-- Start --

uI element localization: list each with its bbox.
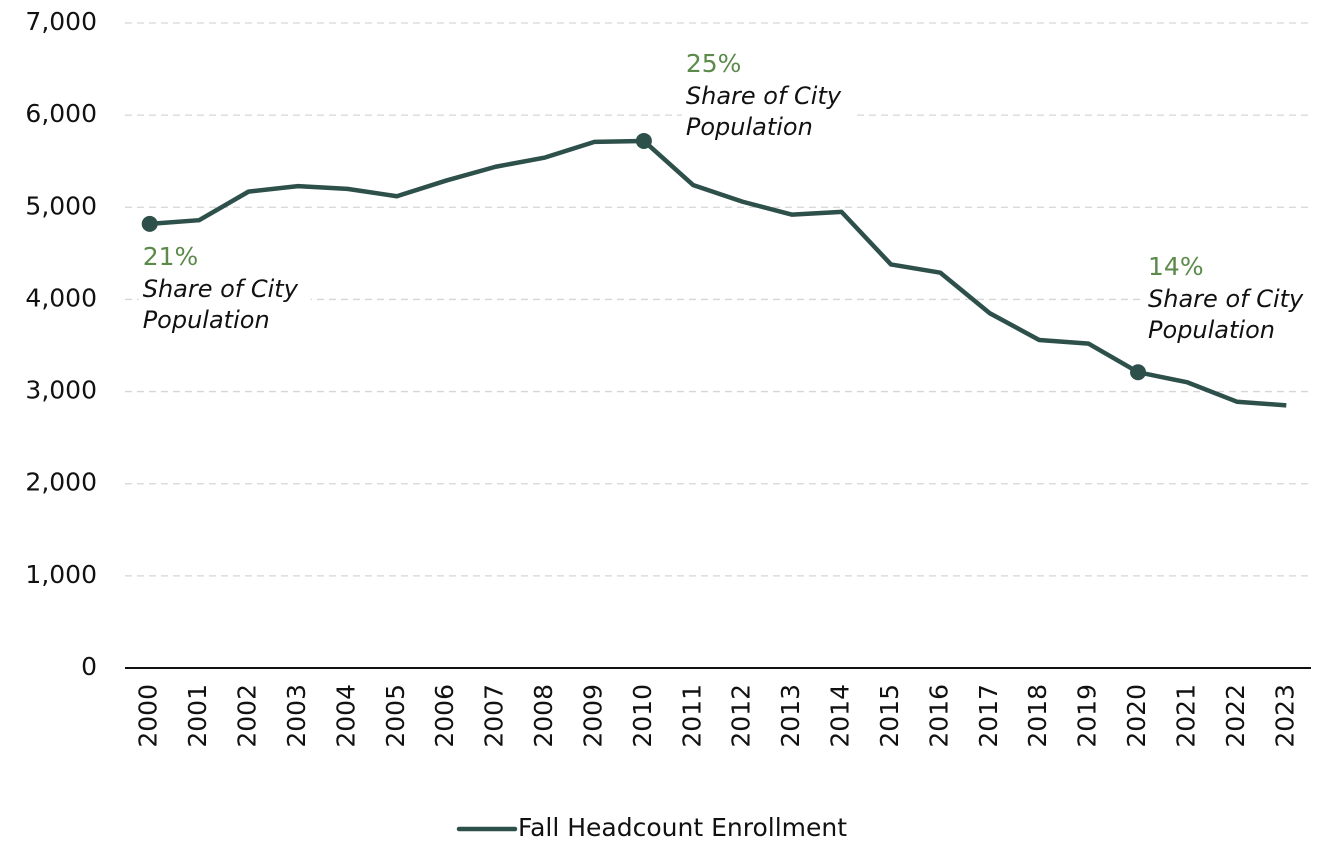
- y-tick-label: 2,000: [25, 468, 97, 497]
- x-tick-label: 2005: [381, 684, 410, 748]
- y-tick-label: 1,000: [25, 560, 97, 589]
- y-tick-label: 0: [81, 652, 97, 681]
- x-tick-label: 2007: [480, 684, 509, 748]
- highlight-marker: [635, 132, 652, 149]
- annotation-value: 25%: [686, 49, 742, 78]
- x-tick-label: 2014: [826, 684, 855, 748]
- x-tick-label: 2003: [282, 684, 311, 748]
- x-tick-label: 2021: [1171, 684, 1200, 748]
- x-tick-label: 2008: [529, 684, 558, 748]
- annotation-text: Population: [1148, 316, 1275, 344]
- x-tick-label: 2019: [1073, 684, 1102, 748]
- y-tick-label: 4,000: [25, 283, 97, 312]
- annotation-text: Population: [143, 306, 270, 334]
- x-tick-label: 2023: [1270, 684, 1299, 748]
- x-tick-label: 2013: [776, 684, 805, 748]
- x-tick-label: 2001: [183, 684, 212, 748]
- x-tick-label: 2011: [677, 684, 706, 748]
- y-tick-label: 7,000: [25, 7, 97, 36]
- x-tick-label: 2012: [727, 684, 756, 748]
- annotation-text: Share of City: [143, 275, 299, 303]
- x-tick-label: 2010: [628, 684, 657, 748]
- x-tick-label: 2004: [331, 684, 360, 748]
- highlight-marker: [1130, 364, 1147, 381]
- annotation-bg: [1144, 250, 1317, 349]
- annotation-text: Share of City: [1148, 285, 1304, 313]
- x-tick-label: 2009: [578, 684, 607, 748]
- x-tick-label: 2006: [430, 684, 459, 748]
- x-tick-label: 2016: [924, 684, 953, 748]
- annotation-value: 14%: [1148, 252, 1204, 281]
- x-tick-label: 2018: [1023, 684, 1052, 748]
- annotation-bg: [138, 239, 311, 338]
- annotation-value: 21%: [143, 242, 199, 271]
- y-tick-label: 5,000: [25, 191, 97, 220]
- y-tick-label: 6,000: [25, 99, 97, 128]
- y-tick-label: 3,000: [25, 376, 97, 405]
- x-tick-label: 2002: [233, 684, 262, 748]
- x-tick-label: 2022: [1221, 684, 1250, 748]
- highlight-marker: [141, 215, 158, 232]
- x-tick-label: 2020: [1122, 684, 1151, 748]
- x-tick-label: 2015: [875, 684, 904, 748]
- x-tick-label: 2000: [134, 684, 163, 748]
- annotation-text: Share of City: [686, 82, 842, 110]
- legend-label: Fall Headcount Enrollment: [518, 813, 847, 842]
- series-line: [149, 138, 1287, 408]
- annotation-text: Population: [686, 113, 813, 141]
- x-tick-label: 2017: [974, 684, 1003, 748]
- annotation-bg: [681, 46, 854, 145]
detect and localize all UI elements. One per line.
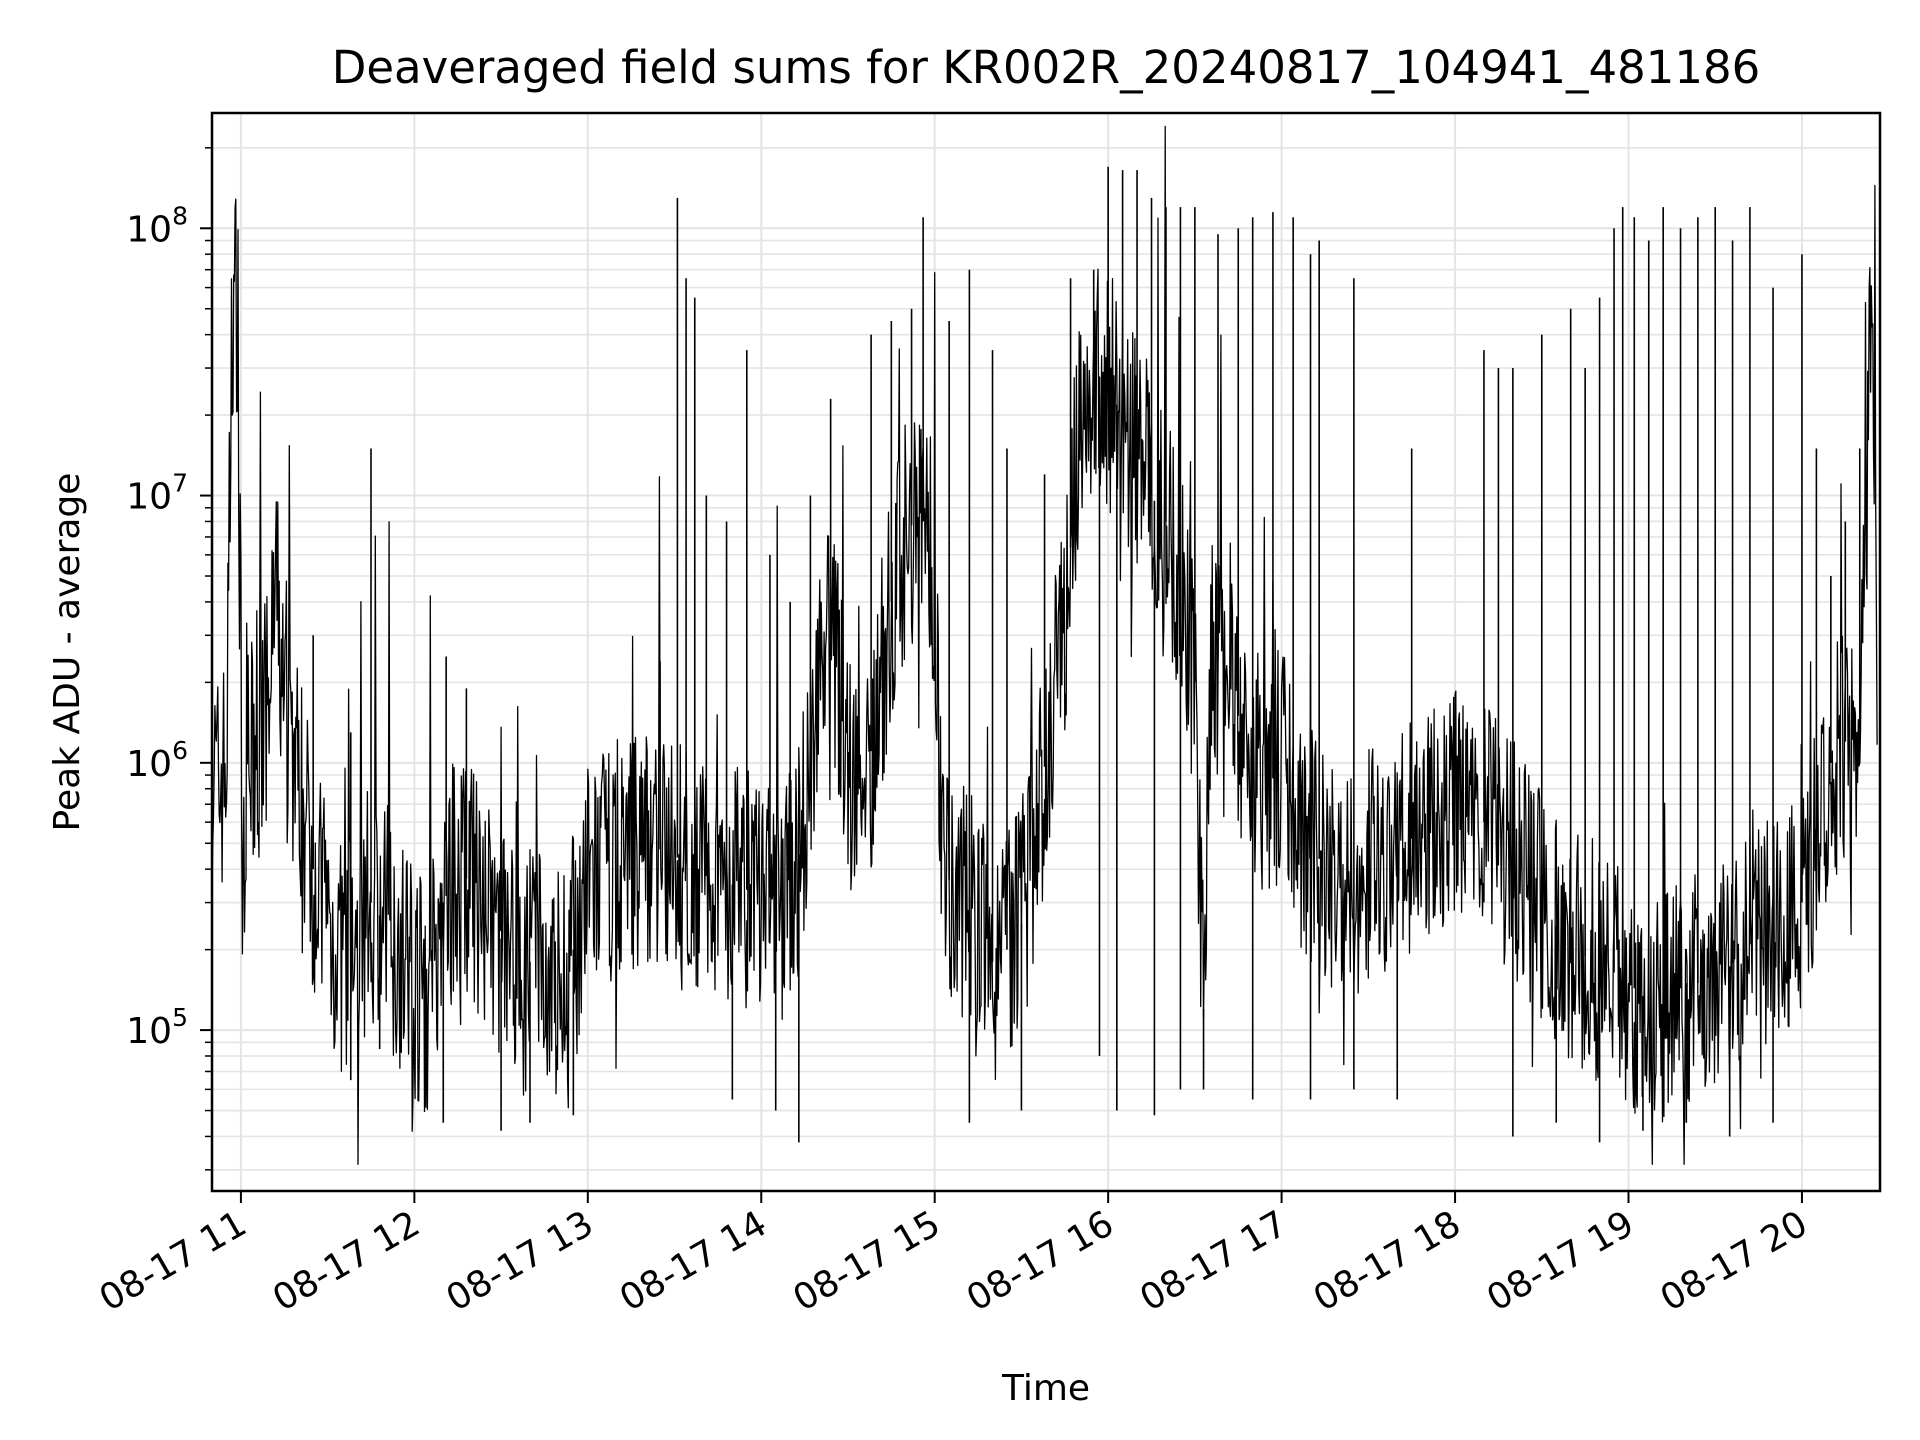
- axes-frame: [210, 111, 1882, 1193]
- plot-area: [211, 125, 1878, 1165]
- y-tick-label: 106: [126, 736, 188, 785]
- y-tick-label: 107: [126, 469, 188, 518]
- y-tick-label: 105: [126, 1003, 188, 1052]
- y-tick-label: 108: [126, 201, 188, 250]
- x-axis-label: Time: [1001, 1368, 1090, 1409]
- grid: [212, 113, 1880, 1191]
- y-axis: 105 106 107 108: [126, 147, 212, 1171]
- chart-title: Deaveraged field sums for KR002R_2024081…: [332, 41, 1761, 94]
- y-axis-label: Peak ADU - average: [47, 473, 88, 832]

-- End --

Instruction: Convert the lines above, starting at the line that contains "- y-tick-label: 2,000: [25, 468, 97, 497]" and ending at the line that contains "- highlight-marker: [635, 132, 652, 149]", into a JSON list of strings, one string per line. Include both of those lines and leave out any blank lines.

Worked answer:
[
  "- y-tick-label: 2,000: [25, 468, 97, 497]",
  "- x-tick-label: 2005: [381, 684, 410, 748]",
  "- y-tick-label: 1,000: [25, 560, 97, 589]",
  "- y-tick-label: 0: [81, 652, 97, 681]",
  "- x-tick-label: 2007: [480, 684, 509, 748]",
  "- highlight-marker: [635, 132, 652, 149]"
]